■ **The request**
Reproduce all of the material below line for line, with no changes.

■ **Input rows**
★ ★ ★ ★ ★

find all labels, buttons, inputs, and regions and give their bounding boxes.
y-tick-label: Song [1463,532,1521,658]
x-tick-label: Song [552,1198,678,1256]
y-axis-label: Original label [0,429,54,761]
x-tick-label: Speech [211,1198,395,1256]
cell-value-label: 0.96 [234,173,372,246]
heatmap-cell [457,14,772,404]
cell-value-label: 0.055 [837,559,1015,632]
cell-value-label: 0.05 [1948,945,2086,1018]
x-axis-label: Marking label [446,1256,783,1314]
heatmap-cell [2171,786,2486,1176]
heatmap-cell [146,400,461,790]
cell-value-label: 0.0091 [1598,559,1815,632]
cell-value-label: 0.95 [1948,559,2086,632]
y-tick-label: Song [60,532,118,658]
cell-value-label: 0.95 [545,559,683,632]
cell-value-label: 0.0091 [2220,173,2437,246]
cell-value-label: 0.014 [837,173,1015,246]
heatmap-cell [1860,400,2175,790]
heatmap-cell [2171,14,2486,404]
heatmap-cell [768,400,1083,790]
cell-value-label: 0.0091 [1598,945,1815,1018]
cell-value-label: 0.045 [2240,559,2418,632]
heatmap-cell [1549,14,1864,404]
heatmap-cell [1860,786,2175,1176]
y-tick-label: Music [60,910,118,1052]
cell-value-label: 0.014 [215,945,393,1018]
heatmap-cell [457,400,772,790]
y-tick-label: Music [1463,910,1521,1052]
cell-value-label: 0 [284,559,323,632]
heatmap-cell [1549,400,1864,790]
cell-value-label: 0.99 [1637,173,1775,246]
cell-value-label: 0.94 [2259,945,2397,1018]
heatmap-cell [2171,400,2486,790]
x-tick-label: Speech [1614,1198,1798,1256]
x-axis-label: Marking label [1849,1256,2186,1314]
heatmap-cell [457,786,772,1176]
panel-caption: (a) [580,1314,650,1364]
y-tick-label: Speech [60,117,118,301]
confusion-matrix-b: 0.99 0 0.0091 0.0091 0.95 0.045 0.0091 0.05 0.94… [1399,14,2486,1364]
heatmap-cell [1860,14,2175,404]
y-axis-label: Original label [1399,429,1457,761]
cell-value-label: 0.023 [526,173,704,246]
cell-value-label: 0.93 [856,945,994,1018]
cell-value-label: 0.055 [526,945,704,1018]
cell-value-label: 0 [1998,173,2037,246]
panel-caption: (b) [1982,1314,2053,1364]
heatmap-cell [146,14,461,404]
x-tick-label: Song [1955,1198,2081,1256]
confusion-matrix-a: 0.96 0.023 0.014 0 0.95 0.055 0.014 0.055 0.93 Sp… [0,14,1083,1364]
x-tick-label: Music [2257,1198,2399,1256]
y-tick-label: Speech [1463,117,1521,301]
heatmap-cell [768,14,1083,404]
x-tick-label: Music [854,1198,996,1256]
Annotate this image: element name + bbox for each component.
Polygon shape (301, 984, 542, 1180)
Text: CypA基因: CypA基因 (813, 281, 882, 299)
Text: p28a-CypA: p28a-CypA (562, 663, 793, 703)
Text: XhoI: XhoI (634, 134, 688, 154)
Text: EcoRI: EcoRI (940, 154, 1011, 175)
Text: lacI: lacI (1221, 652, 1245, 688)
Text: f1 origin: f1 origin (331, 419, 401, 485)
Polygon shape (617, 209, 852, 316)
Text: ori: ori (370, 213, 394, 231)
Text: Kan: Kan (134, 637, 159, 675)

★ ★ ★ ★ ★

■ **Result**
find all labels, buttons, inputs, and regions and give their bounding boxes.
y-tick-label: Song [1463,532,1521,658]
x-tick-label: Song [552,1198,678,1256]
y-axis-label: Original label [0,429,54,761]
x-tick-label: Speech [211,1198,395,1256]
cell-value-label: 0.96 [234,173,372,246]
heatmap-cell [457,14,772,404]
cell-value-label: 0.055 [837,559,1015,632]
cell-value-label: 0.05 [1948,945,2086,1018]
x-axis-label: Marking label [446,1256,783,1314]
heatmap-cell [2171,786,2486,1176]
heatmap-cell [146,400,461,790]
cell-value-label: 0.0091 [1598,559,1815,632]
cell-value-label: 0.95 [1948,559,2086,632]
y-tick-label: Song [60,532,118,658]
cell-value-label: 0.95 [545,559,683,632]
cell-value-label: 0.0091 [2220,173,2437,246]
cell-value-label: 0.014 [837,173,1015,246]
heatmap-cell [1860,400,2175,790]
heatmap-cell [2171,14,2486,404]
heatmap-cell [768,400,1083,790]
cell-value-label: 0.0091 [1598,945,1815,1018]
cell-value-label: 0.045 [2240,559,2418,632]
heatmap-cell [1549,14,1864,404]
heatmap-cell [1860,786,2175,1176]
y-tick-label: Music [60,910,118,1052]
cell-value-label: 0.014 [215,945,393,1018]
heatmap-cell [457,400,772,790]
y-tick-label: Music [1463,910,1521,1052]
cell-value-label: 0 [284,559,323,632]
heatmap-cell [1549,400,1864,790]
cell-value-label: 0.99 [1637,173,1775,246]
cell-value-label: 0.94 [2259,945,2397,1018]
heatmap-cell [2171,400,2486,790]
x-tick-label: Speech [1614,1198,1798,1256]
x-axis-label: Marking label [1849,1256,2186,1314]
heatmap-cell [457,786,772,1176]
panel-caption: (a) [580,1314,650,1364]
y-tick-label: Speech [60,117,118,301]
confusion-matrix-b: 0.99 0 0.0091 0.0091 0.95 0.045 0.0091 0.05 0.94… [1399,14,2486,1364]
heatmap-cell [1860,14,2175,404]
y-axis-label: Original label [1399,429,1457,761]
cell-value-label: 0.023 [526,173,704,246]
cell-value-label: 0.93 [856,945,994,1018]
cell-value-label: 0.055 [526,945,704,1018]
cell-value-label: 0 [1998,173,2037,246]
panel-caption: (b) [1982,1314,2053,1364]
heatmap-cell [146,14,461,404]
x-tick-label: Song [1955,1198,2081,1256]
confusion-matrix-a: 0.96 0.023 0.014 0 0.95 0.055 0.014 0.055 0.93 Sp… [0,14,1083,1364]
x-tick-label: Music [2257,1198,2399,1256]
y-tick-label: Speech [1463,117,1521,301]
heatmap-cell [768,14,1083,404]
x-tick-label: Music [854,1198,996,1256]
Annotate this image: element name + bbox for each component.
Polygon shape (301, 984, 542, 1180)
Text: CypA基因: CypA基因 (813, 281, 882, 299)
Text: p28a-CypA: p28a-CypA (562, 663, 793, 703)
Text: XhoI: XhoI (634, 134, 688, 154)
Text: EcoRI: EcoRI (940, 154, 1011, 175)
Text: lacI: lacI (1221, 652, 1245, 688)
Text: f1 origin: f1 origin (331, 419, 401, 485)
Polygon shape (617, 209, 852, 316)
Text: ori: ori (370, 213, 394, 231)
Text: Kan: Kan (134, 637, 159, 675)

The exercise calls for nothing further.